- [Set problem]:
Below are the records. Gather each line that holds "exceeding".

Raw records
[start]

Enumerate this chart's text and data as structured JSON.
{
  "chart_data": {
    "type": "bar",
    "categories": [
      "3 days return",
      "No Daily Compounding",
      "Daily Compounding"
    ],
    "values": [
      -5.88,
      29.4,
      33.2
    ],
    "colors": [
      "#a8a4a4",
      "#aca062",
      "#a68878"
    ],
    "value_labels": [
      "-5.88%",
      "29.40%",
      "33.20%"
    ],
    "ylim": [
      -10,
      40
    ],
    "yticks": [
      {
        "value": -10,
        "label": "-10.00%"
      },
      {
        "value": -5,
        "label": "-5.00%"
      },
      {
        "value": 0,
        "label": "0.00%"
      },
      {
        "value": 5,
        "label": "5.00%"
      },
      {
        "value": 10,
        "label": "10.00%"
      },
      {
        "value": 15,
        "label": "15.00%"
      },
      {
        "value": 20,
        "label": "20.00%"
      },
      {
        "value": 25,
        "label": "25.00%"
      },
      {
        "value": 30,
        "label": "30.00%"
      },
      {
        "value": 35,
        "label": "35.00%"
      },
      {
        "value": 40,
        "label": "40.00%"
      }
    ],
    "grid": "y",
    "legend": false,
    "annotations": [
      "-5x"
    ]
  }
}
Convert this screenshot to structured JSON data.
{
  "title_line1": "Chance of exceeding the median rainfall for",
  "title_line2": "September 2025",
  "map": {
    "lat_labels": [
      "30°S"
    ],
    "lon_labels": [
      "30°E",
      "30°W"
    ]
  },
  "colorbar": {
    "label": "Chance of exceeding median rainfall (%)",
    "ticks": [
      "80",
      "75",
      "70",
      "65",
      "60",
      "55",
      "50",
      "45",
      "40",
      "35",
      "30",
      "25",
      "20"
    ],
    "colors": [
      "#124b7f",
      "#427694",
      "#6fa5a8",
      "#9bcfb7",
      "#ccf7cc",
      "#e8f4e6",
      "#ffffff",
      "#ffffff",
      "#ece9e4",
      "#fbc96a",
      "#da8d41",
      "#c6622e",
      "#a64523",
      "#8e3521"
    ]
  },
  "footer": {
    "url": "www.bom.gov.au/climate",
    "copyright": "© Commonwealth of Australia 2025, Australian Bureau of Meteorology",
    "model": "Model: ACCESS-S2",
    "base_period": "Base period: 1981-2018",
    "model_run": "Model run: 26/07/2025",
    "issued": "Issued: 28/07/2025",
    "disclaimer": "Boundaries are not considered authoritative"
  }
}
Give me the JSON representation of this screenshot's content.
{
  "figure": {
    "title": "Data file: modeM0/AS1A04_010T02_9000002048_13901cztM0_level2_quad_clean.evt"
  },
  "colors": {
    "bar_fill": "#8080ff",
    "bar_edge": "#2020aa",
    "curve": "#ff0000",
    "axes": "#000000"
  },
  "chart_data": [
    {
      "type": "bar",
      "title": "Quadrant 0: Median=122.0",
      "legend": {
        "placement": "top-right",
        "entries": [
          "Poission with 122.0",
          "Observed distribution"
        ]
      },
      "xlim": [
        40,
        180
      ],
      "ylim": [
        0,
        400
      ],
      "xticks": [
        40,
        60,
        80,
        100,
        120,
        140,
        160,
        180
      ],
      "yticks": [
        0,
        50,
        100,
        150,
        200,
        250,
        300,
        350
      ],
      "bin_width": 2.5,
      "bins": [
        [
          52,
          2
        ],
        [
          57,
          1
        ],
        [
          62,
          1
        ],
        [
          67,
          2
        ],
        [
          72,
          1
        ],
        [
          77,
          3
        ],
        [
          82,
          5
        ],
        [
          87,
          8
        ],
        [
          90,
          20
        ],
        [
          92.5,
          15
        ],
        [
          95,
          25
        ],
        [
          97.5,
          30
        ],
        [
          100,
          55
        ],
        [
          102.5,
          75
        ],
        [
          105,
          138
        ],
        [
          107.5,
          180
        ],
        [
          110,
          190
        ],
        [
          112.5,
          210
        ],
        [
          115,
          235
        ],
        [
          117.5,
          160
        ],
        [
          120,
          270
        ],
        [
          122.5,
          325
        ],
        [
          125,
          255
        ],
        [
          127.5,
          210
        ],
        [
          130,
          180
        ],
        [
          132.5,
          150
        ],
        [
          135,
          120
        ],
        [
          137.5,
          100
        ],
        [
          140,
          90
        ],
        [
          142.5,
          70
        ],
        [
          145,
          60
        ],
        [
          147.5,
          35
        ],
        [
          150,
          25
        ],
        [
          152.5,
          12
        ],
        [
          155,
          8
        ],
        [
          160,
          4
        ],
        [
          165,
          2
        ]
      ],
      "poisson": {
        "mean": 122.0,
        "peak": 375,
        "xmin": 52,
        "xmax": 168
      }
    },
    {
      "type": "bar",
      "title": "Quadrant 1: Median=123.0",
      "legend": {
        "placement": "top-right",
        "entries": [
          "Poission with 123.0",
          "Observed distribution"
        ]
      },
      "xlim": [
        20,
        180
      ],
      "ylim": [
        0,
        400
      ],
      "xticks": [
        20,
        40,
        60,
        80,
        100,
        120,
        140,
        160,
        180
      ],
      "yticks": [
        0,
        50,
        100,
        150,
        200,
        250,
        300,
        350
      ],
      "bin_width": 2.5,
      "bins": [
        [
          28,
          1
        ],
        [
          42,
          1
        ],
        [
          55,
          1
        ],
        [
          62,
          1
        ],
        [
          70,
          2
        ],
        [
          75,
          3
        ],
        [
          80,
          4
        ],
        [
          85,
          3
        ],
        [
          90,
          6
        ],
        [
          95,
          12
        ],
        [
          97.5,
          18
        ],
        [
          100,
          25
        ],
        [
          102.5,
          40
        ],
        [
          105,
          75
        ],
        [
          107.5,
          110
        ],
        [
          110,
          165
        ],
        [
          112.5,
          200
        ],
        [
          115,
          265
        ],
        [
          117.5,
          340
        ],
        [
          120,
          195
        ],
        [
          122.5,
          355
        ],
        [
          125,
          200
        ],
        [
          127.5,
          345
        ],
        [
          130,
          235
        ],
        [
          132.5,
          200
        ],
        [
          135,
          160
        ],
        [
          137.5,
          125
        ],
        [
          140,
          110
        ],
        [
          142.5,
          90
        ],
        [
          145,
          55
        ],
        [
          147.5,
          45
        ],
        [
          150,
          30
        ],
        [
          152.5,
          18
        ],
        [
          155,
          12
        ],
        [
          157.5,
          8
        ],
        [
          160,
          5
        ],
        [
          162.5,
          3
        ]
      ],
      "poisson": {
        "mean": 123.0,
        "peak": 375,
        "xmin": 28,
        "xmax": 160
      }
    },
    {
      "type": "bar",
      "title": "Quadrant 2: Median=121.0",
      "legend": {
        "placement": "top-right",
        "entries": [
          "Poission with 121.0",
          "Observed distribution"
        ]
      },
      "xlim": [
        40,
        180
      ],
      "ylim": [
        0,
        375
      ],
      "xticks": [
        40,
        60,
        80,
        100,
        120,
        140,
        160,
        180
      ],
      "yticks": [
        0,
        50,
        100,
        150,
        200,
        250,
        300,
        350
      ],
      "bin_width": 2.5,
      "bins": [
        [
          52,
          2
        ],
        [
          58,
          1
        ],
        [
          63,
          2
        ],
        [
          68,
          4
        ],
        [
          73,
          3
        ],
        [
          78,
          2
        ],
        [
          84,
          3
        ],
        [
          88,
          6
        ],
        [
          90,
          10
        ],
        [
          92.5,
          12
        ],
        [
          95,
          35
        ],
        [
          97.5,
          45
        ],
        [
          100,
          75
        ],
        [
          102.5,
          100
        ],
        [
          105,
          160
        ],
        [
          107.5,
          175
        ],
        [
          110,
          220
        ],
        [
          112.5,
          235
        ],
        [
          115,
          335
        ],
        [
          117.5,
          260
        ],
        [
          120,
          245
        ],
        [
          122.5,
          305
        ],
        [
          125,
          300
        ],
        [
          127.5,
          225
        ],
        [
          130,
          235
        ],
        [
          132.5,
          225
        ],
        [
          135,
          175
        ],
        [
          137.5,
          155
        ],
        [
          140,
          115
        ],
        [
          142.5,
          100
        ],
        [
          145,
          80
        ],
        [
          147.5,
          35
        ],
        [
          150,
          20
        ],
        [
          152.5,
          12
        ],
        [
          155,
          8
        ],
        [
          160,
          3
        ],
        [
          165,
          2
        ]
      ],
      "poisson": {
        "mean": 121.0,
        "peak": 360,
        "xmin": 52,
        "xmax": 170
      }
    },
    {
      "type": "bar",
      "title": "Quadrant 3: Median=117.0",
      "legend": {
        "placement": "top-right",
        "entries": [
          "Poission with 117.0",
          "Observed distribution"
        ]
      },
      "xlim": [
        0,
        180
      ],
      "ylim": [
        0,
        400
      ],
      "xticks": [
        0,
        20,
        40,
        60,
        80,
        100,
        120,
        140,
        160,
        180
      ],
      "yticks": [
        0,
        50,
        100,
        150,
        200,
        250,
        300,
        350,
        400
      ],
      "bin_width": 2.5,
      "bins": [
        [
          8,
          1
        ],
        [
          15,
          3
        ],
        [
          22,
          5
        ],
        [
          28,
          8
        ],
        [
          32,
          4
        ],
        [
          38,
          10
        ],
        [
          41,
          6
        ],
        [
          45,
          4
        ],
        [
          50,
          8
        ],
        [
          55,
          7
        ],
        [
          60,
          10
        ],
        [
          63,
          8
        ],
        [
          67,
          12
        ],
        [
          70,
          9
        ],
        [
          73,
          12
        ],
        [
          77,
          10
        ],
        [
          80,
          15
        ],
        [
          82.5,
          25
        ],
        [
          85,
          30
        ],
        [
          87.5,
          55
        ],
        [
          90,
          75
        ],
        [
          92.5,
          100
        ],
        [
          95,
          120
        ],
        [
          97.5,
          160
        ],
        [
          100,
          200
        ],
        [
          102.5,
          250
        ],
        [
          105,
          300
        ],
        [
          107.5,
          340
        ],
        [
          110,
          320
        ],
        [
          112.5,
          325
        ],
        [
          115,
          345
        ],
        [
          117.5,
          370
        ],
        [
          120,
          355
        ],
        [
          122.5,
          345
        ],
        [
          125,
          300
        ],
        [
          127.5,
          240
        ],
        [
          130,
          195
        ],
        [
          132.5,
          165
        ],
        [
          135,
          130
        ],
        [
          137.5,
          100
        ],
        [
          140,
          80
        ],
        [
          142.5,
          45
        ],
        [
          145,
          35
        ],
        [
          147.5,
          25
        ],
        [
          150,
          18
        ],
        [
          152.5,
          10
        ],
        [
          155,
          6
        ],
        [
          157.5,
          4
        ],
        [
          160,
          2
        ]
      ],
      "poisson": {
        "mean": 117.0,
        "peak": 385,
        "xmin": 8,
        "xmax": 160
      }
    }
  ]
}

[end]

- [In response]:
  "title_line1": "Chance of exceeding the median rainfall for",
    "label": "Chance of exceeding median rainfall (%)",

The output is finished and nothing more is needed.